What to do: Pull out every line below that holds the word "robots".

(Stored data)
┌──

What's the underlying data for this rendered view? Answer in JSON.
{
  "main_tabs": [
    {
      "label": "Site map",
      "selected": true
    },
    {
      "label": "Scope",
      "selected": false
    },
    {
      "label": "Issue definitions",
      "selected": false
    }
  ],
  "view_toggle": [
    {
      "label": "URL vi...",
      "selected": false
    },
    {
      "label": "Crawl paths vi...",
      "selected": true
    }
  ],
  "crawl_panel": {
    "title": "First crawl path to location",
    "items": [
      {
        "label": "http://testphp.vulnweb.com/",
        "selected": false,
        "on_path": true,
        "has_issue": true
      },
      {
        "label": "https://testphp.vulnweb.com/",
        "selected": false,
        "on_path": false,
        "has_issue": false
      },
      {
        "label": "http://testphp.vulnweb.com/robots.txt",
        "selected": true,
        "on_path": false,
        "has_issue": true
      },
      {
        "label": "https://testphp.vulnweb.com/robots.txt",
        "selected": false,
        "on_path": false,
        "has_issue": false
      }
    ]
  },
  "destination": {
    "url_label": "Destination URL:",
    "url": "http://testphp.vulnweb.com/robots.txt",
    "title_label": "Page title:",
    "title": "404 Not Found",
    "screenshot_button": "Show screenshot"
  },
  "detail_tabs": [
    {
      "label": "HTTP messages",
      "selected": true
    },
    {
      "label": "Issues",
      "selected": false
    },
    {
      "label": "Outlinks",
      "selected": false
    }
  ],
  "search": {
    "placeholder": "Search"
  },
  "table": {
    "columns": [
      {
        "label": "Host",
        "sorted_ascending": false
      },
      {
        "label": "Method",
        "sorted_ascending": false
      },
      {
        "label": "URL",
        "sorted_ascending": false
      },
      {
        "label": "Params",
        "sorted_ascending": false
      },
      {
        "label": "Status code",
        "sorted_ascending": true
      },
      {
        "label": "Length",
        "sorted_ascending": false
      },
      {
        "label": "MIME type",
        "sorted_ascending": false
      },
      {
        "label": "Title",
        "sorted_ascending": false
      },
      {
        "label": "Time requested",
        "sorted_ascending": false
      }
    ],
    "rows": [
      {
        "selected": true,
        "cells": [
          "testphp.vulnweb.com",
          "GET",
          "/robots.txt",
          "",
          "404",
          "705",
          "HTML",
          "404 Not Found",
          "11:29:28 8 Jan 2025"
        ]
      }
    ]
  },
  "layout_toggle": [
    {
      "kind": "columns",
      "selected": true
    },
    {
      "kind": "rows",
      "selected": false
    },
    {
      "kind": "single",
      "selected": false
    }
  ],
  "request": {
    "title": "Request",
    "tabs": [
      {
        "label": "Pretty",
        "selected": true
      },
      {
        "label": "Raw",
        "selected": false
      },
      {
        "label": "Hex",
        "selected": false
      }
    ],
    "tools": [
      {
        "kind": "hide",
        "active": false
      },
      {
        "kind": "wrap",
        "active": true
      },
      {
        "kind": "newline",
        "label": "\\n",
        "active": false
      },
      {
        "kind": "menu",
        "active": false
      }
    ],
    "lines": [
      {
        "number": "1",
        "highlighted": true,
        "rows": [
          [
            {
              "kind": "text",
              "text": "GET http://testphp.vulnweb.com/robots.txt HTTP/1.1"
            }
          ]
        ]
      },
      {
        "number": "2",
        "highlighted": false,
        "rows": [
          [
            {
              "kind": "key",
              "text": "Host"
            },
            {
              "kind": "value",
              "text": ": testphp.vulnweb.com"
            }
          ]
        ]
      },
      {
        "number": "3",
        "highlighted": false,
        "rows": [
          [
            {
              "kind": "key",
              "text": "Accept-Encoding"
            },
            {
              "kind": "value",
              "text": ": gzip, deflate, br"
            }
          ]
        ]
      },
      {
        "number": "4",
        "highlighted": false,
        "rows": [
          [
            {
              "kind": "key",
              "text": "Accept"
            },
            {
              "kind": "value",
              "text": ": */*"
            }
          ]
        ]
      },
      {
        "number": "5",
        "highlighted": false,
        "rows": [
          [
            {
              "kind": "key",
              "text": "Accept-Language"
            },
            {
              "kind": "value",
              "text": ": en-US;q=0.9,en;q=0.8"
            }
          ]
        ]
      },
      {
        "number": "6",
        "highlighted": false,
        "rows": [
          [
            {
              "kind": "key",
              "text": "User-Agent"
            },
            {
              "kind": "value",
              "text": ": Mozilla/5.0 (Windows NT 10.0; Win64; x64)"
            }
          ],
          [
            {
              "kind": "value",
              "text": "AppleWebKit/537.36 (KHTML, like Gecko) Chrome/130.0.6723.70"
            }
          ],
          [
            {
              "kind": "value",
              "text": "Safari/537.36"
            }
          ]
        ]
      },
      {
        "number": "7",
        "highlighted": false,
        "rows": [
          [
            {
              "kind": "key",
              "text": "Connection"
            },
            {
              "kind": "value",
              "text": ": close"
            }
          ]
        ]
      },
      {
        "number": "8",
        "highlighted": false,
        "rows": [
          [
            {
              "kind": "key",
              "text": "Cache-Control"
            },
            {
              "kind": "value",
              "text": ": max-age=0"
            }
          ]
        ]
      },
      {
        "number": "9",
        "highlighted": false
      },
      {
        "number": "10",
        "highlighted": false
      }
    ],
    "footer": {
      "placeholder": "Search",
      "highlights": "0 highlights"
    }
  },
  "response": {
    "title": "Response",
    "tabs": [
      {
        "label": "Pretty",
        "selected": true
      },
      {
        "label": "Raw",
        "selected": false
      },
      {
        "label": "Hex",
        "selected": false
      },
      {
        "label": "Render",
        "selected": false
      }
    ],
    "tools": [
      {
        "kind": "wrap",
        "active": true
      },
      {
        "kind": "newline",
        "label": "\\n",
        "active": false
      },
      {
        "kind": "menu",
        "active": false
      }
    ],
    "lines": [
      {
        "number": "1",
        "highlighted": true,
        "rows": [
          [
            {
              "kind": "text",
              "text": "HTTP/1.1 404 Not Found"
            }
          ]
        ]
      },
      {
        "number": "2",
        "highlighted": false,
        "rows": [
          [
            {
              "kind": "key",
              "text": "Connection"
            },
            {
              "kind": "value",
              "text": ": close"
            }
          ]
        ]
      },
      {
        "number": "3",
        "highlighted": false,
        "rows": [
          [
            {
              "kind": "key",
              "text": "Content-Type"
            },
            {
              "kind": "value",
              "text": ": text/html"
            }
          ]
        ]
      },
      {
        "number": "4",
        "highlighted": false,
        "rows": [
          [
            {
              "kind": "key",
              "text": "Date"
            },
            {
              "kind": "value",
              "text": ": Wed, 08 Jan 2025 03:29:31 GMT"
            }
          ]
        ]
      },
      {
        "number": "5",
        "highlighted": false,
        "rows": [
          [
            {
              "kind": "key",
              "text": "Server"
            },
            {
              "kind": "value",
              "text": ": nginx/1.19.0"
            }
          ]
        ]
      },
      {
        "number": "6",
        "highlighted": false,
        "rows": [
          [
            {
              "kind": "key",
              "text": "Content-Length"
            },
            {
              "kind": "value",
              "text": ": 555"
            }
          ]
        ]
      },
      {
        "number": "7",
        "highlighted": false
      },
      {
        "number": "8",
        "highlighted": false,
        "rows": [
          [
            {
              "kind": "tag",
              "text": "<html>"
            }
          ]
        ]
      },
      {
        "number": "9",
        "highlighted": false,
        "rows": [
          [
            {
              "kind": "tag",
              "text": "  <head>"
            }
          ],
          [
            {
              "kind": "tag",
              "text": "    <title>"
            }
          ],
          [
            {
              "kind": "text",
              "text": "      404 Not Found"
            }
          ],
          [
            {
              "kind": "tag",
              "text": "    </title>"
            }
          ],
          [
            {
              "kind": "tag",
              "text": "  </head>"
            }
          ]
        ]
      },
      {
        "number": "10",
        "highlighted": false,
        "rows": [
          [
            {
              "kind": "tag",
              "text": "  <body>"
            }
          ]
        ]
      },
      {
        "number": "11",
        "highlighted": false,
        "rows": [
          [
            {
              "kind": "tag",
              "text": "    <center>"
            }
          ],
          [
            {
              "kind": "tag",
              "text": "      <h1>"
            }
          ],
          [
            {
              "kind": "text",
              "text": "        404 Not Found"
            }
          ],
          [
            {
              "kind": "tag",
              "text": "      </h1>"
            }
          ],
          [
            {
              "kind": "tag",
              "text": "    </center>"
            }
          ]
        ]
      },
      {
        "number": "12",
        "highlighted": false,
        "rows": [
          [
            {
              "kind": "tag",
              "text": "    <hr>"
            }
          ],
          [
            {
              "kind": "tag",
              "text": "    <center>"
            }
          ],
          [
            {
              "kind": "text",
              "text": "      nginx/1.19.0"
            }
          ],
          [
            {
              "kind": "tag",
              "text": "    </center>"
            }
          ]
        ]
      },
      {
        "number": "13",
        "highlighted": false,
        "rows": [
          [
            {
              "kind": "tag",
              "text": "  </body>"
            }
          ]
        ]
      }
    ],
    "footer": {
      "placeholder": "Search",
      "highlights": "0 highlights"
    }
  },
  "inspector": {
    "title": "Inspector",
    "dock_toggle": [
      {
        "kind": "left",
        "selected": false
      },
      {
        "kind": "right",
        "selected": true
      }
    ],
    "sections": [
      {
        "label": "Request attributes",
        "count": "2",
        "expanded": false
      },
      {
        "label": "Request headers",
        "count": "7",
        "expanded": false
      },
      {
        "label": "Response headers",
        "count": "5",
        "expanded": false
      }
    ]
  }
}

└──

Reply:
        "label": "http://testphp.vulnweb.com/robots.txt",
        "label": "https://testphp.vulnweb.com/robots.txt",
    "url": "http://testphp.vulnweb.com/robots.txt",
          "/robots.txt",
              "text": "GET http://testphp.vulnweb.com/robots.txt HTTP/1.1"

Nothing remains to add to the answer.